▸ STATED TASK: The listing below should be printed exactly, every line of it. Skip the pictures.

▸ RECORDS FOR THE TASK:
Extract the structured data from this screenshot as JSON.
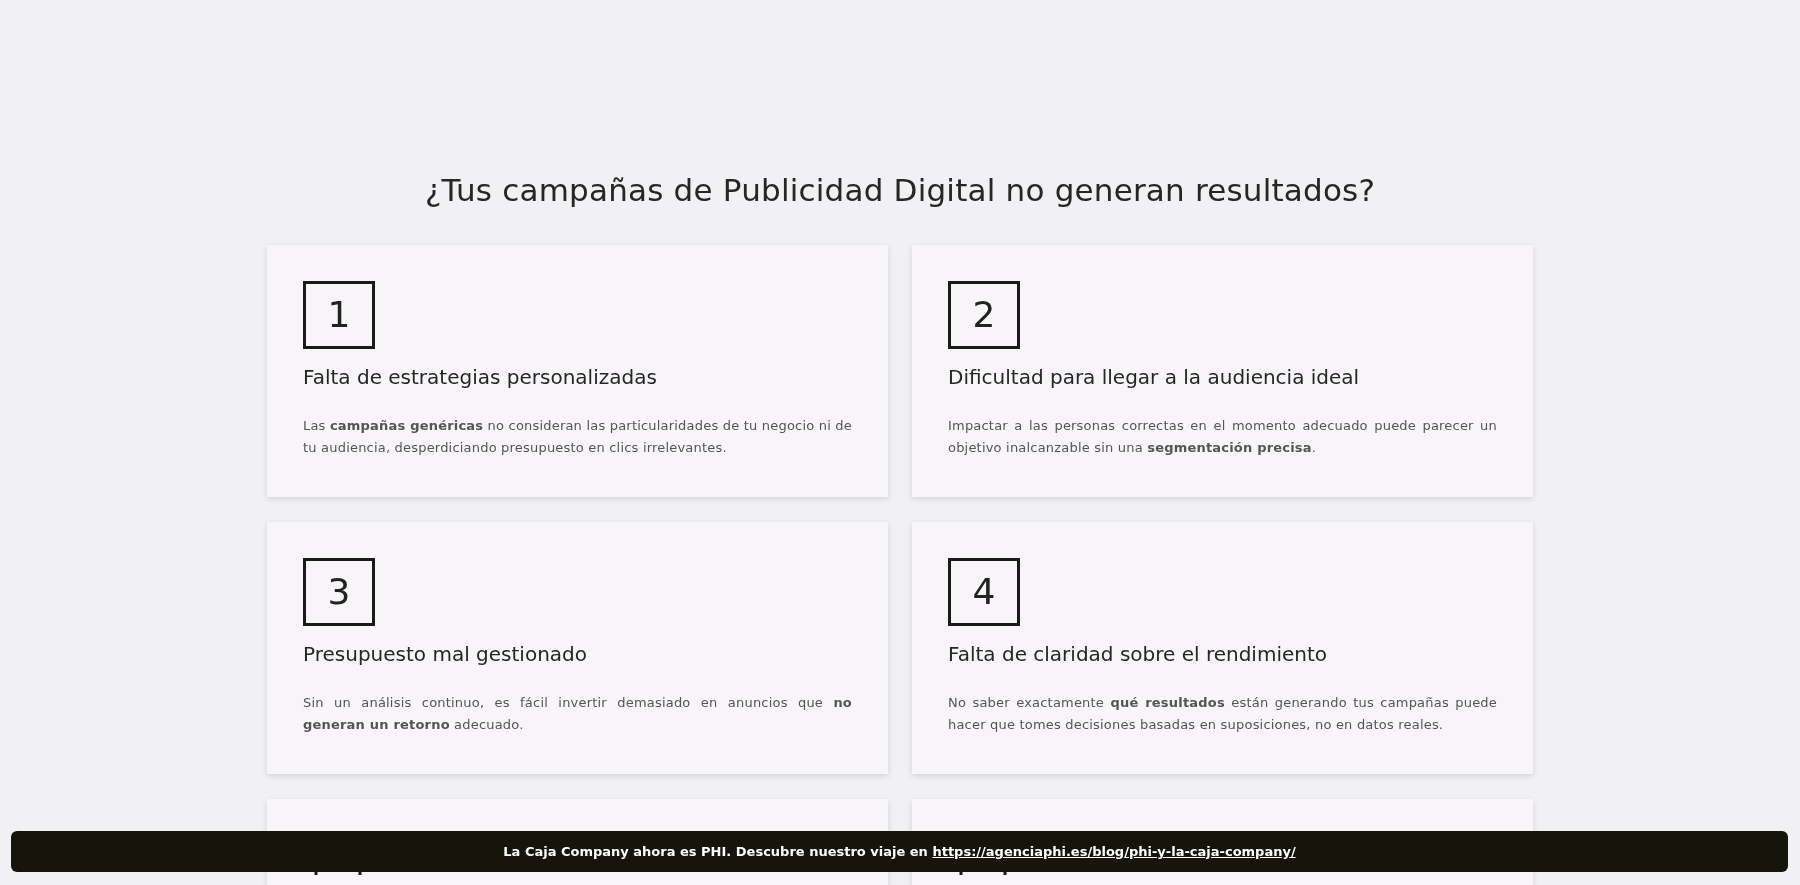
{
  "heading": "¿Tus campañas de Publicidad Digital no generan resultados?",
  "cards": [
    {
      "kind": "full",
      "number": "1",
      "title": "Falta de estrategias personalizadas",
      "body": "Las **campañas genéricas** no consideran las particularidades de tu negocio ni de tu audiencia, desperdiciando presupuesto en clics irrelevantes."
    },
    {
      "kind": "full",
      "number": "2",
      "title": "Dificultad para llegar a la audiencia ideal",
      "body": "Impactar a las personas correctas en el momento adecuado puede parecer un objetivo inalcanzable sin una **segmentación precisa**."
    },
    {
      "kind": "full",
      "number": "3",
      "title": "Presupuesto mal gestionado",
      "body": "Sin un análisis continuo, es fácil invertir demasiado en anuncios que **no generan un retorno** adecuado."
    },
    {
      "kind": "full",
      "number": "4",
      "title": "Falta de claridad sobre el rendimiento",
      "body": "No saber exactamente **qué resultados** están generando tus campañas puede hacer que tomes decisiones basadas en suposiciones, no en datos reales."
    },
    {
      "kind": "cut"
    },
    {
      "kind": "cut"
    }
  ],
  "banner": {
    "text": "La Caja Company ahora es PHI. Descubre nuestro viaje en",
    "link": "https://agenciaphi.es/blog/phi-y-la-caja-company/"
  }
}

▸ THE SOLUTION:
Extract the structured data from this screenshot as JSON.
{
  "heading": "¿Tus campañas de Publicidad Digital no generan resultados?",
  "cards": [
    {
      "kind": "full",
      "number": "1",
      "title": "Falta de estrategias personalizadas",
      "body": "Las **campañas genéricas** no consideran las particularidades de tu negocio ni de tu audiencia, desperdiciando presupuesto en clics irrelevantes."
    },
    {
      "kind": "full",
      "number": "2",
      "title": "Dificultad para llegar a la audiencia ideal",
      "body": "Impactar a las personas correctas en el momento adecuado puede parecer un objetivo inalcanzable sin una **segmentación precisa**."
    },
    {
      "kind": "full",
      "number": "3",
      "title": "Presupuesto mal gestionado",
      "body": "Sin un análisis continuo, es fácil invertir demasiado en anuncios que **no generan un retorno** adecuado."
    },
    {
      "kind": "full",
      "number": "4",
      "title": "Falta de claridad sobre el rendimiento",
      "body": "No saber exactamente **qué resultados** están generando tus campañas puede hacer que tomes decisiones basadas en suposiciones, no en datos reales."
    },
    {
      "kind": "cut"
    },
    {
      "kind": "cut"
    }
  ],
  "banner": {
    "text": "La Caja Company ahora es PHI. Descubre nuestro viaje en",
    "link": "https://agenciaphi.es/blog/phi-y-la-caja-company/"
  }
}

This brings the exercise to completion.